REQUIRED TASK: The entries below should be quoted exactly, with no pictures carried over.
——
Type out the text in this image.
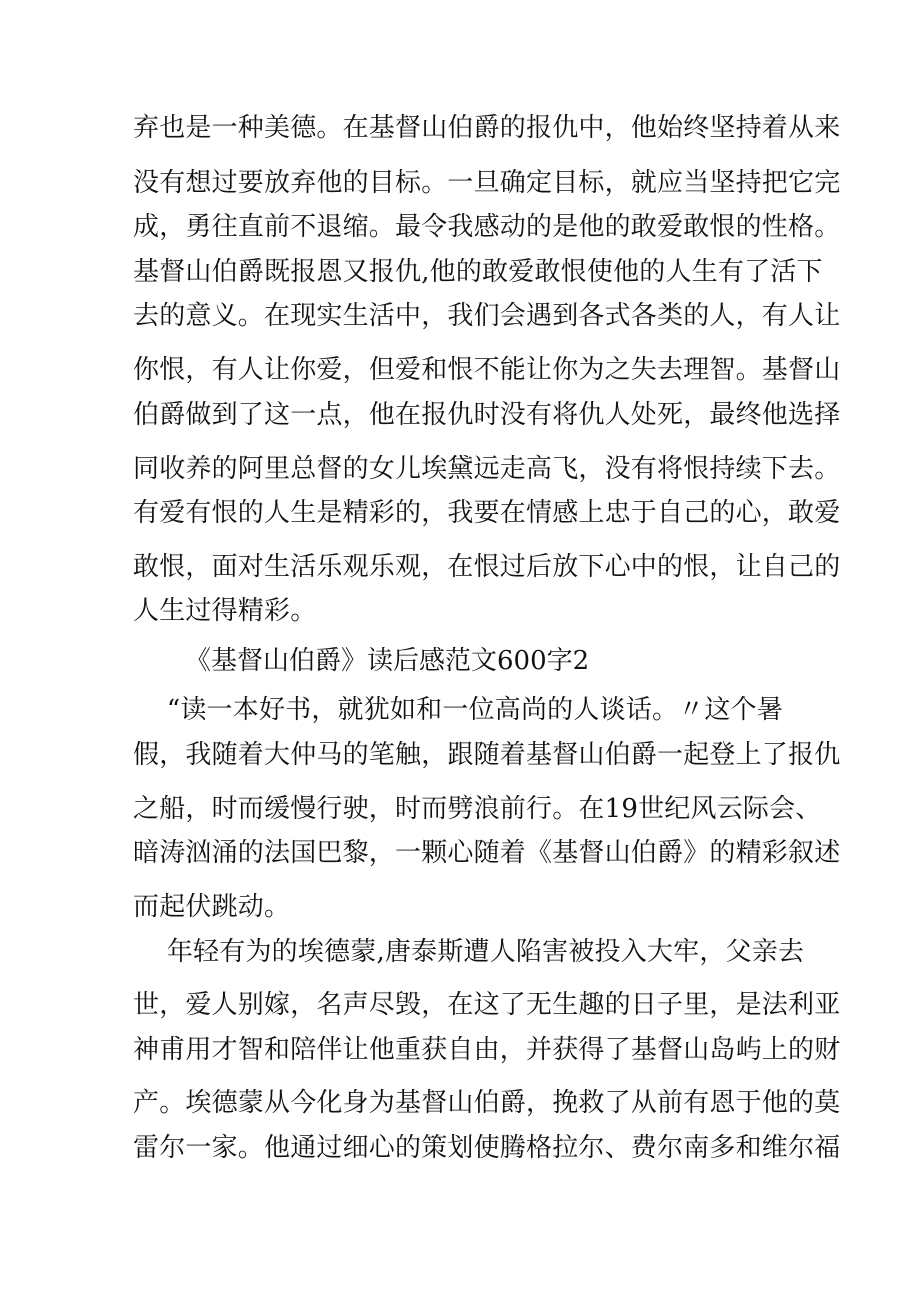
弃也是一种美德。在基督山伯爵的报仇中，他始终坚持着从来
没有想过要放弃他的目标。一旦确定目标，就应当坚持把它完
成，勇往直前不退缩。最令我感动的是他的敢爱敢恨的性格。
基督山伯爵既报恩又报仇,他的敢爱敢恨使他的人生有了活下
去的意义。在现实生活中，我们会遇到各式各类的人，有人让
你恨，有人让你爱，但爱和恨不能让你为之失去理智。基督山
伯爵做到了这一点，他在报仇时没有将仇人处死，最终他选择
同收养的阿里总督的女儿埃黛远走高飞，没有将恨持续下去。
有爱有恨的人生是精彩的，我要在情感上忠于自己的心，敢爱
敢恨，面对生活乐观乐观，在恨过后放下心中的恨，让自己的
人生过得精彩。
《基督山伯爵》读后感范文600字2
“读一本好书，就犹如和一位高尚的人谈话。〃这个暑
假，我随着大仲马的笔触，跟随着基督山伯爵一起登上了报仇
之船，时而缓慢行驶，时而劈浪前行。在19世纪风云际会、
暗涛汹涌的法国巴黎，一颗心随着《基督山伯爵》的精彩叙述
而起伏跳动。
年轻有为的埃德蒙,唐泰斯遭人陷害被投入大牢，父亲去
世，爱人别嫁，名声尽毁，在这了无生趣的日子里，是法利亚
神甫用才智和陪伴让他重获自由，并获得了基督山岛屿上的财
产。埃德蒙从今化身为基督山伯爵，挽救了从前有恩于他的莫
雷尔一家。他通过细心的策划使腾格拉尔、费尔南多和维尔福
——
RESULT FOR THIS EXERCISE:
Type out the text in this image.
弃也是一种美德。在基督山伯爵的报仇中，他始终坚持着从来
没有想过要放弃他的目标。一旦确定目标，就应当坚持把它完
成，勇往直前不退缩。最令我感动的是他的敢爱敢恨的性格。
基督山伯爵既报恩又报仇,他的敢爱敢恨使他的人生有了活下
去的意义。在现实生活中，我们会遇到各式各类的人，有人让
你恨，有人让你爱，但爱和恨不能让你为之失去理智。基督山
伯爵做到了这一点，他在报仇时没有将仇人处死，最终他选择
同收养的阿里总督的女儿埃黛远走高飞，没有将恨持续下去。
有爱有恨的人生是精彩的，我要在情感上忠于自己的心，敢爱
敢恨，面对生活乐观乐观，在恨过后放下心中的恨，让自己的
人生过得精彩。
《基督山伯爵》读后感范文600字2
“读一本好书，就犹如和一位高尚的人谈话。〃这个暑
假，我随着大仲马的笔触，跟随着基督山伯爵一起登上了报仇
之船，时而缓慢行驶，时而劈浪前行。在19世纪风云际会、
暗涛汹涌的法国巴黎，一颗心随着《基督山伯爵》的精彩叙述
而起伏跳动。
年轻有为的埃德蒙,唐泰斯遭人陷害被投入大牢，父亲去
世，爱人别嫁，名声尽毁，在这了无生趣的日子里，是法利亚
神甫用才智和陪伴让他重获自由，并获得了基督山岛屿上的财
产。埃德蒙从今化身为基督山伯爵，挽救了从前有恩于他的莫
雷尔一家。他通过细心的策划使腾格拉尔、费尔南多和维尔福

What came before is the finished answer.